◆ **What you need to do**:
Lift out each line of the data that holds "JSON".

◆ **Supplied material**:
**********
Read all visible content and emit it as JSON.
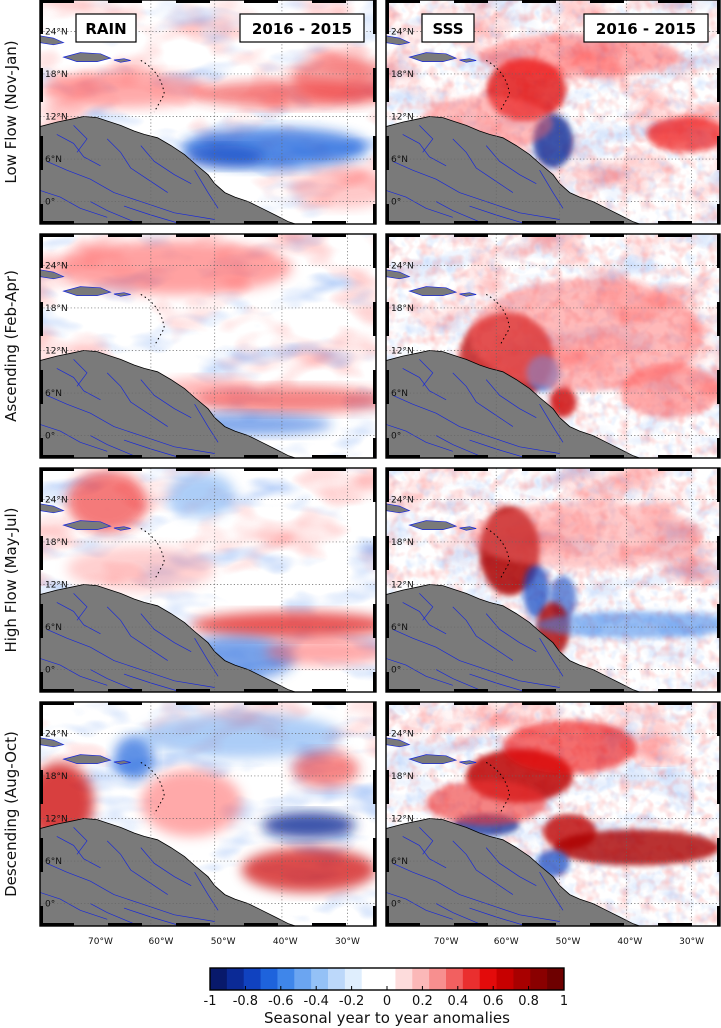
{
  "figure": {
    "row_labels": [
      "Low Flow (Nov-Jan)",
      "Ascending (Feb-Apr)",
      "High Flow (May-Jul)",
      "Descending (Aug-Oct)"
    ],
    "column_titles": [
      "RAIN",
      "SSS"
    ],
    "difference_label": "2016 - 2015",
    "lat_ticks": [
      "24°N",
      "18°N",
      "12°N",
      "6°N",
      "0°"
    ],
    "lon_ticks": [
      "70°W",
      "60°W",
      "50°W",
      "40°W",
      "30°W"
    ]
  },
  "colorbar": {
    "title": "Seasonal year to year anomalies",
    "tick_labels": [
      "-1",
      "-0.8",
      "-0.6",
      "-0.4",
      "-0.2",
      "0",
      "0.2",
      "0.4",
      "0.6",
      "0.8",
      "1"
    ],
    "range": [
      -1,
      1
    ],
    "colors": [
      "#08196b",
      "#0b2a96",
      "#1042c0",
      "#1e63dc",
      "#3f86ea",
      "#6ba5f1",
      "#94c1f6",
      "#bcd8fa",
      "#dfeefd",
      "#ffffff",
      "#ffffff",
      "#fddcdc",
      "#fbb8b8",
      "#f78f8f",
      "#f26060",
      "#ea2f2f",
      "#e30b0b",
      "#c70000",
      "#a80000",
      "#8a0000",
      "#6e0000"
    ]
  },
  "map_style": {
    "land_color": "#7a7a7a",
    "river_color": "#1a2ad6",
    "coast_color": "#000000"
  }
}
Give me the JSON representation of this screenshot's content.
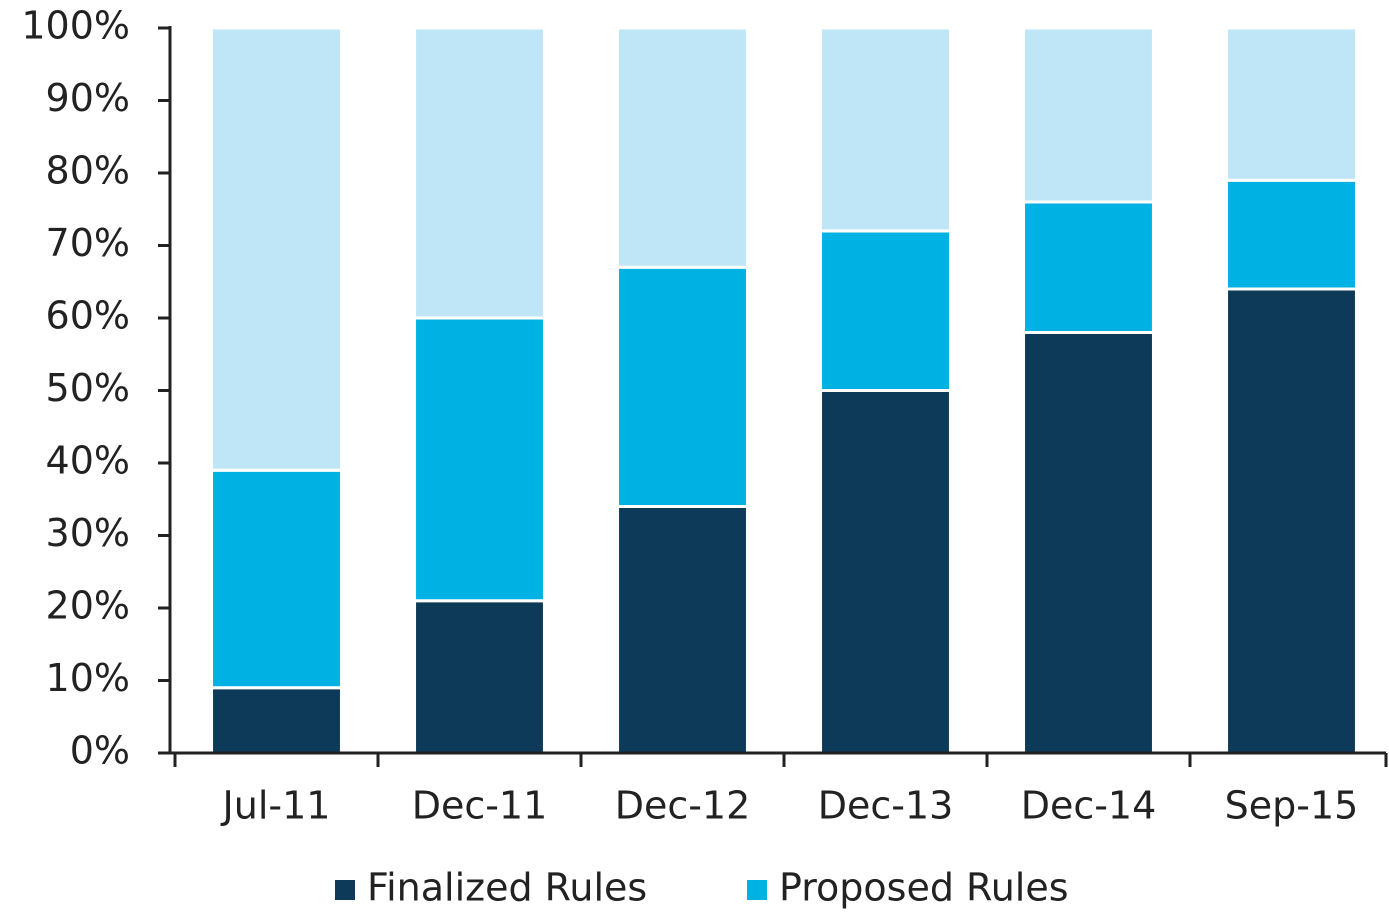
**********
◆ **Written solution**:
Read all visible content and emit it as JSON.
Give me the JSON representation of this screenshot's content.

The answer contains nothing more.